Written task: Reproduce every line of the listing as written, apart from the pictures.
** start Information given **
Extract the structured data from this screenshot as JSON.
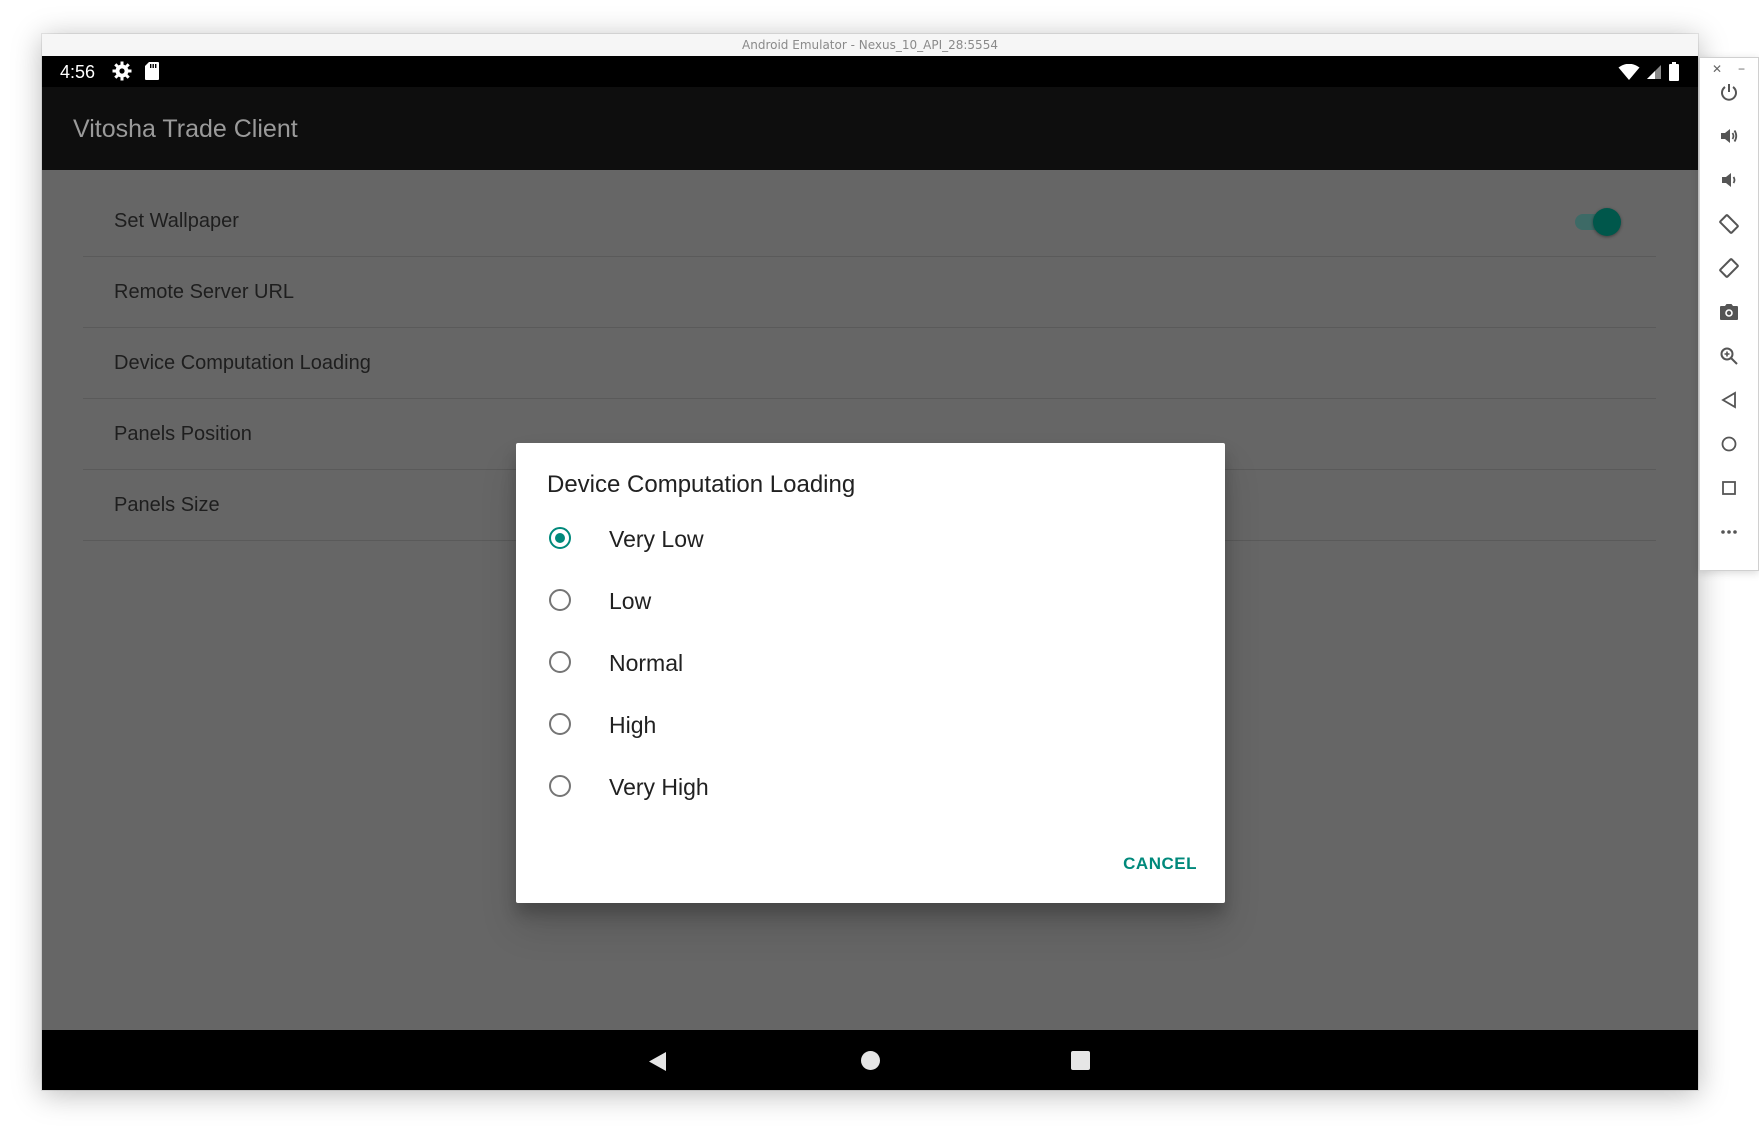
{
  "window": {
    "title": "Android Emulator - Nexus_10_API_28:5554"
  },
  "statusbar": {
    "time": "4:56",
    "icons": [
      "gear-icon",
      "sd-card-icon",
      "wifi-icon",
      "signal-icon",
      "battery-icon"
    ]
  },
  "appbar": {
    "title": "Vitosha Trade Client"
  },
  "preferences": {
    "items": [
      {
        "label": "Set Wallpaper",
        "has_toggle": true,
        "toggle_on": true
      },
      {
        "label": "Remote Server URL"
      },
      {
        "label": "Device Computation Loading"
      },
      {
        "label": "Panels Position"
      },
      {
        "label": "Panels Size"
      }
    ]
  },
  "dialog": {
    "title": "Device Computation Loading",
    "options": [
      {
        "label": "Very Low",
        "checked": true
      },
      {
        "label": "Low",
        "checked": false
      },
      {
        "label": "Normal",
        "checked": false
      },
      {
        "label": "High",
        "checked": false
      },
      {
        "label": "Very High",
        "checked": false
      }
    ],
    "cancel_label": "CANCEL"
  },
  "navbar": {
    "buttons": [
      "back-icon",
      "home-icon",
      "recents-icon"
    ]
  },
  "side_toolbar": {
    "controls": [
      "close-icon",
      "minimize-icon"
    ],
    "buttons": [
      "power-icon",
      "volume-up-icon",
      "volume-down-icon",
      "rotate-left-icon",
      "rotate-right-icon",
      "camera-icon",
      "zoom-icon",
      "back-icon",
      "home-icon",
      "overview-icon",
      "more-icon"
    ]
  },
  "colors": {
    "accent": "#00897b",
    "toggle_thumb": "#00574b",
    "scrim_background": "#666666",
    "appbar": "#0e0e0e"
  }
}
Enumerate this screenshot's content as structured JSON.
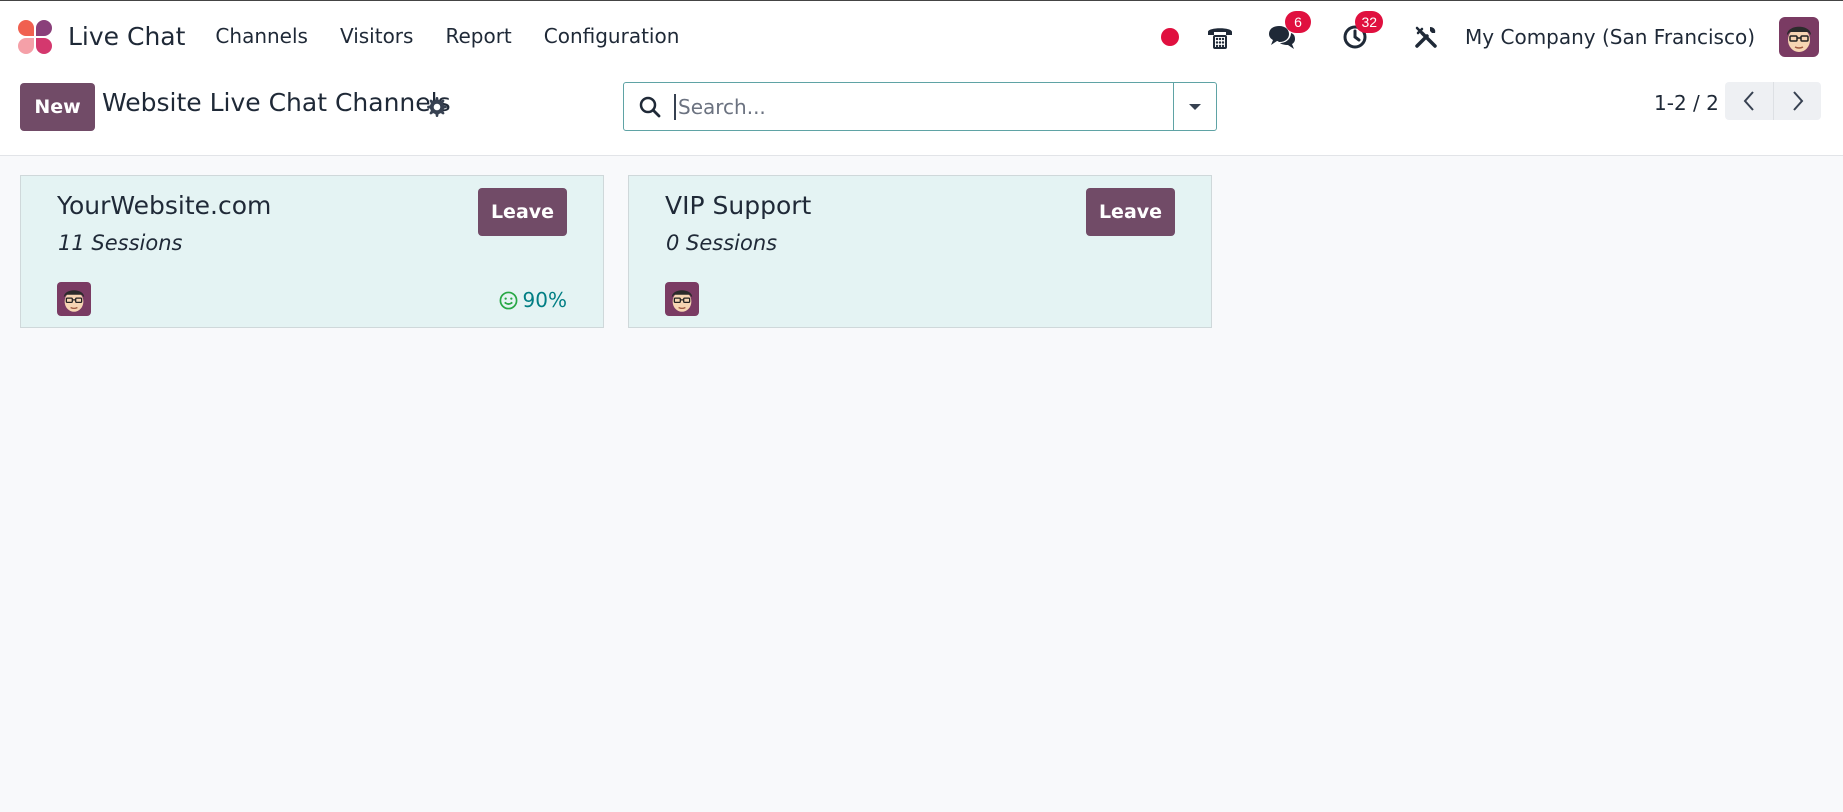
** end Information given **
Output for this exercise:
Extract the structured data from this screenshot as JSON.
{
  "window": {
    "title": "Android Emulator - Nexus_10_API_28:5554"
  },
  "statusbar": {
    "time": "4:56",
    "icons": [
      "gear-icon",
      "sd-card-icon",
      "wifi-icon",
      "signal-icon",
      "battery-icon"
    ]
  },
  "appbar": {
    "title": "Vitosha Trade Client"
  },
  "preferences": {
    "items": [
      {
        "label": "Set Wallpaper",
        "has_toggle": true,
        "toggle_on": true
      },
      {
        "label": "Remote Server URL"
      },
      {
        "label": "Device Computation Loading"
      },
      {
        "label": "Panels Position"
      },
      {
        "label": "Panels Size"
      }
    ]
  },
  "dialog": {
    "title": "Device Computation Loading",
    "options": [
      {
        "label": "Very Low",
        "checked": true
      },
      {
        "label": "Low",
        "checked": false
      },
      {
        "label": "Normal",
        "checked": false
      },
      {
        "label": "High",
        "checked": false
      },
      {
        "label": "Very High",
        "checked": false
      }
    ],
    "cancel_label": "CANCEL"
  },
  "navbar": {
    "buttons": [
      "back-icon",
      "home-icon",
      "recents-icon"
    ]
  },
  "side_toolbar": {
    "controls": [
      "close-icon",
      "minimize-icon"
    ],
    "buttons": [
      "power-icon",
      "volume-up-icon",
      "volume-down-icon",
      "rotate-left-icon",
      "rotate-right-icon",
      "camera-icon",
      "zoom-icon",
      "back-icon",
      "home-icon",
      "overview-icon",
      "more-icon"
    ]
  },
  "colors": {
    "accent": "#00897b",
    "toggle_thumb": "#00574b",
    "scrim_background": "#666666",
    "appbar": "#0e0e0e"
  }
}
Enumerate this screenshot's content as structured JSON.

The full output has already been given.